[BEGIN DATA PROVIDED]

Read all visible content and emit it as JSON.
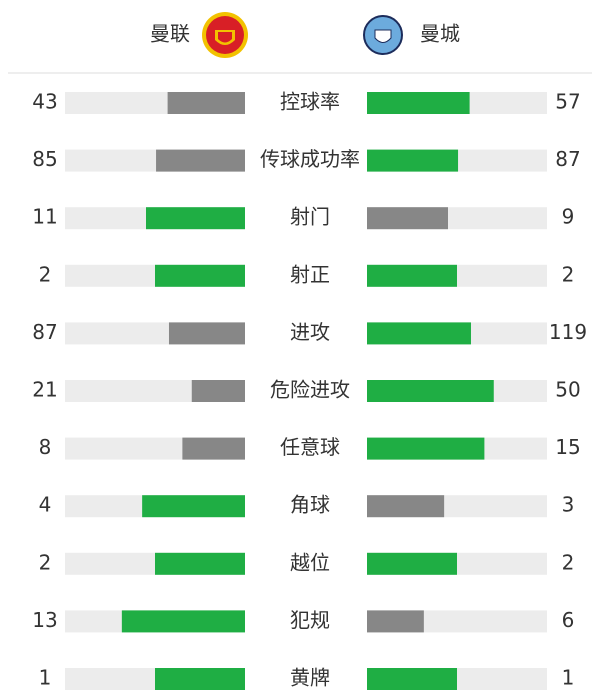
{
  "teams": {
    "home": "曼联",
    "away": "曼城"
  },
  "colors": {
    "leader": "#1fae44",
    "trailer": "#878787",
    "track": "#ececec"
  },
  "stats": [
    {
      "label": "控球率",
      "home": 43,
      "away": 57
    },
    {
      "label": "传球成功率",
      "home": 85,
      "away": 87
    },
    {
      "label": "射门",
      "home": 11,
      "away": 9
    },
    {
      "label": "射正",
      "home": 2,
      "away": 2
    },
    {
      "label": "进攻",
      "home": 87,
      "away": 119
    },
    {
      "label": "危险进攻",
      "home": 21,
      "away": 50
    },
    {
      "label": "任意球",
      "home": 8,
      "away": 15
    },
    {
      "label": "角球",
      "home": 4,
      "away": 3
    },
    {
      "label": "越位",
      "home": 2,
      "away": 2
    },
    {
      "label": "犯规",
      "home": 13,
      "away": 6
    },
    {
      "label": "黄牌",
      "home": 1,
      "away": 1
    }
  ]
}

[END DATA PROVIDED]

» **PROBLEM REQUIREMENTS**
Show every line in the entries where the string "label" occurs.

» **FINISHED ANSWER**
      "label": "控球率",
      "label": "传球成功率",
      "label": "射门",
      "label": "射正",
      "label": "进攻",
      "label": "危险进攻",
      "label": "任意球",
      "label": "角球",
      "label": "越位",
      "label": "犯规",
      "label": "黄牌",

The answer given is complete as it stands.